## WRITTEN TASK
Gather every line in the records below that contains the word "JSON".

Start of DATA FOR THE TASK

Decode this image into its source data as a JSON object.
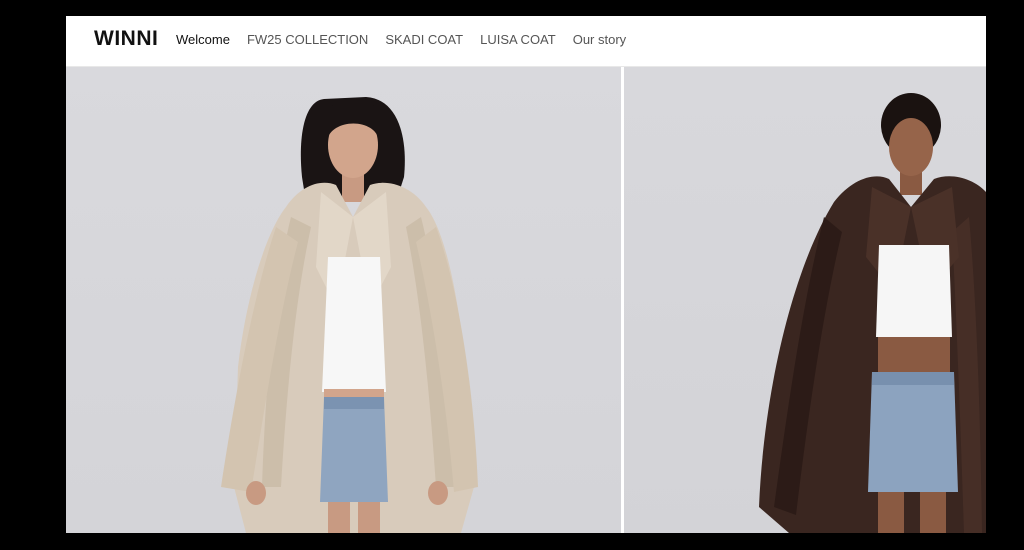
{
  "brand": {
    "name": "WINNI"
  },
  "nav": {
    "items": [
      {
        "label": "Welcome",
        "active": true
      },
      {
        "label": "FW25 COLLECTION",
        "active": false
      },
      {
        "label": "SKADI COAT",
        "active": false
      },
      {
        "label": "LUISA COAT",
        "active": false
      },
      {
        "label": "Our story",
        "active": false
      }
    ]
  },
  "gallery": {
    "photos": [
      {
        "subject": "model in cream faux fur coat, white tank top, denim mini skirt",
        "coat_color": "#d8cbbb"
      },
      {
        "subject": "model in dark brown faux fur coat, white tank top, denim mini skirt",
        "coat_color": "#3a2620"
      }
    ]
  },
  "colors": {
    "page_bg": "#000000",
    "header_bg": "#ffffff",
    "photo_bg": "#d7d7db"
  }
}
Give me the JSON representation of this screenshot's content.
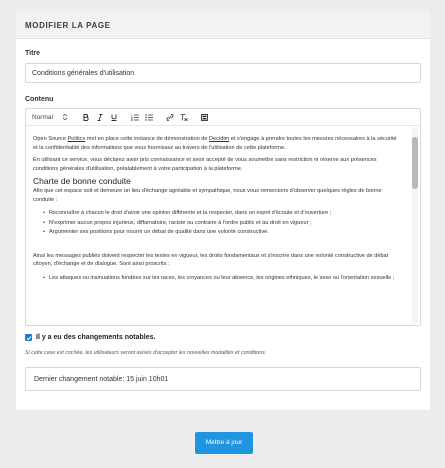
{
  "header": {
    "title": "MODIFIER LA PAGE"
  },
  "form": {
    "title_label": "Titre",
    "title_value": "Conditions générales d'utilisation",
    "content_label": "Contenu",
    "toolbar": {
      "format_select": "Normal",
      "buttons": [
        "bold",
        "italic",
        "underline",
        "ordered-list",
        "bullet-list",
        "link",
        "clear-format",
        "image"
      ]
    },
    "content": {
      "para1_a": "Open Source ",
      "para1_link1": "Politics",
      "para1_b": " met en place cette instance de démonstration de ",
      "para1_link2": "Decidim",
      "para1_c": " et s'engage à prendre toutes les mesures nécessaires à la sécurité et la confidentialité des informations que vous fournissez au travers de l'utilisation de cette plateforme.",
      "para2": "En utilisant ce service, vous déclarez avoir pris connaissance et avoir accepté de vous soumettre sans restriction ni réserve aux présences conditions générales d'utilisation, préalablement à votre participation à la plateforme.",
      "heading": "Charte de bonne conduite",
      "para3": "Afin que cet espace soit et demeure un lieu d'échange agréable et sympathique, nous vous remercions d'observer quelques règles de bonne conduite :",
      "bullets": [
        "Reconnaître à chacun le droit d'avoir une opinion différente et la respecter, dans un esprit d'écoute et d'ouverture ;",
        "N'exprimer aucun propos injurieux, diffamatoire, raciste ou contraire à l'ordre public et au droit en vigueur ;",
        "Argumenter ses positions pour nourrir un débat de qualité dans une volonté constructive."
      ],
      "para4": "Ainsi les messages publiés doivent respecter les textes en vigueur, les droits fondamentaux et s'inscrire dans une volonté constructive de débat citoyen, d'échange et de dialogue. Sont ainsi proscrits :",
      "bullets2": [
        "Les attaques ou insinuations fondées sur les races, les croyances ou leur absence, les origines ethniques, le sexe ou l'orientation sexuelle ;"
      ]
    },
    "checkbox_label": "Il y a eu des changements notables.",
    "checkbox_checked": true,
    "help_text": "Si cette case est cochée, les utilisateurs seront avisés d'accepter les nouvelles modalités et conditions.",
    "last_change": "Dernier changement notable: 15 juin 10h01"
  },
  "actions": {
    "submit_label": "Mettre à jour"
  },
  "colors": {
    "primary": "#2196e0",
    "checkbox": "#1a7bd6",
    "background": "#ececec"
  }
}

End of DATA FOR THE TASK

## CORRECT OUTPUT
Decode this image into its source data as a JSON object.
Give me the JSON representation of this screenshot's content.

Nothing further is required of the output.